#### Working data
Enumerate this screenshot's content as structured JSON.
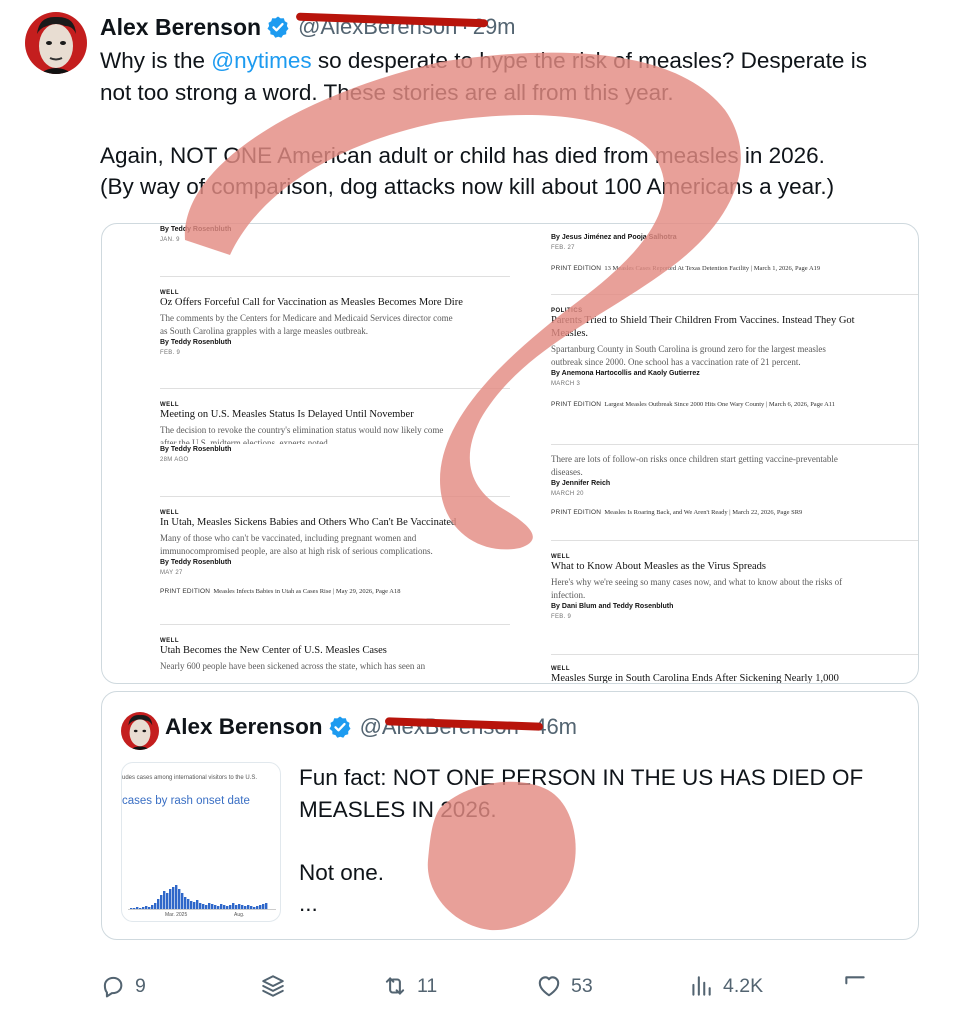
{
  "tweet": {
    "author_name": "Alex Berenson",
    "handle": "@AlexBerenson",
    "time": "29m",
    "text_lines": [
      {
        "before": "Why is the ",
        "mention": "@nytimes",
        "after": " so desperate to hype the risk of measles? Desperate is"
      },
      {
        "text": "not too strong a word. These stories are all from this year."
      },
      {
        "text": "Again, NOT ONE American adult or child has died from measles in 2026."
      },
      {
        "text": "(By way of comparison, dog attacks now kill about 100 Americans a year.)"
      }
    ]
  },
  "articles": {
    "left": [
      {
        "byline": "By Teddy Rosenbluth",
        "date": "JAN. 9"
      },
      {
        "kicker": "WELL",
        "headline": "Oz Offers Forceful Call for Vaccination as Measles Becomes More Dire",
        "summary": [
          "The comments by the Centers for Medicare and Medicaid Services director come",
          "as South Carolina grapples with a large measles outbreak."
        ],
        "byline": "By Teddy Rosenbluth",
        "date": "FEB. 9"
      },
      {
        "kicker": "WELL",
        "headline": "Meeting on U.S. Measles Status Is Delayed Until November",
        "summary": [
          "The decision to revoke the country's elimination status would now likely come",
          "after the U.S. midterm elections, experts noted."
        ],
        "byline": "By Teddy Rosenbluth",
        "date": "28M AGO"
      },
      {
        "kicker": "WELL",
        "headline": "In Utah, Measles Sickens Babies and Others Who Can't Be Vaccinated",
        "summary": [
          "Many of those who can't be vaccinated, including pregnant women and",
          "immunocompromised people, are also at high risk of serious complications."
        ],
        "byline": "By Teddy Rosenbluth",
        "date": "MAY 27",
        "print_label": "PRINT EDITION",
        "print": "Measles Infects Babies in Utah as Cases Rise | May 29, 2026, Page A18"
      },
      {
        "kicker": "WELL",
        "headline": "Utah Becomes the New Center of U.S. Measles Cases",
        "summary": [
          "Nearly 600 people have been sickened across the state, which has seen an"
        ]
      }
    ],
    "right": [
      {
        "byline": "By Jesus Jiménez and Pooja Salhotra",
        "date": "FEB. 27",
        "print_label": "PRINT EDITION",
        "print": "13 Measles Cases Reported At Texas Detention Facility | March 1, 2026, Page A19"
      },
      {
        "kicker": "POLITICS",
        "headline_lines": [
          "Parents Tried to Shield Their Children From Vaccines. Instead They Got",
          "Measles."
        ],
        "summary": [
          "Spartanburg County in South Carolina is ground zero for the largest measles",
          "outbreak since 2000. One school has a vaccination rate of 21 percent."
        ],
        "byline": "By Anemona Hartocollis and Kaoly Gutierrez",
        "date": "MARCH 3",
        "print_label": "PRINT EDITION",
        "print": "Largest Measles Outbreak Since 2000 Hits One Wary County | March 6, 2026, Page A11"
      },
      {
        "summary": [
          "There are lots of follow-on risks once children start getting vaccine-preventable",
          "diseases."
        ],
        "byline": "By Jennifer Reich",
        "date": "MARCH 20",
        "print_label": "PRINT EDITION",
        "print": "Measles Is Roaring Back, and We Aren't Ready | March 22, 2026, Page SR9"
      },
      {
        "kicker": "WELL",
        "headline": "What to Know About Measles as the Virus Spreads",
        "summary": [
          "Here's why we're seeing so many cases now, and what to know about the risks of",
          "infection."
        ],
        "byline": "By Dani Blum and Teddy Rosenbluth",
        "date": "FEB. 9"
      },
      {
        "kicker": "WELL",
        "headline": "Measles Surge in South Carolina Ends After Sickening Nearly 1,000"
      }
    ]
  },
  "quote": {
    "author_name": "Alex Berenson",
    "handle": "@AlexBerenson",
    "time": "46m",
    "thumb_caption": "udes cases among international visitors to the U.S.",
    "thumb_title": "cases by rash onset date",
    "thumb_axis": [
      "Mar. 2025",
      "Aug."
    ],
    "text_lines": [
      "Fun fact: NOT ONE PERSON IN THE US HAS DIED OF",
      "MEASLES IN 2026.",
      "",
      "Not one.",
      "..."
    ]
  },
  "actions": {
    "replies": "9",
    "reposts": "11",
    "likes": "53",
    "views": "4.2K"
  },
  "colors": {
    "accent": "#1d9bf0",
    "redaction": "#b8140b",
    "overlay": "#e38b82"
  },
  "icons": [
    "reply-icon",
    "stack-icon",
    "repost-icon",
    "heart-icon",
    "views-icon",
    "verified-badge-icon"
  ]
}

#### What this task involves
Your answer should be a single number: how many lines in the data above include "County"?

#### Your solution
2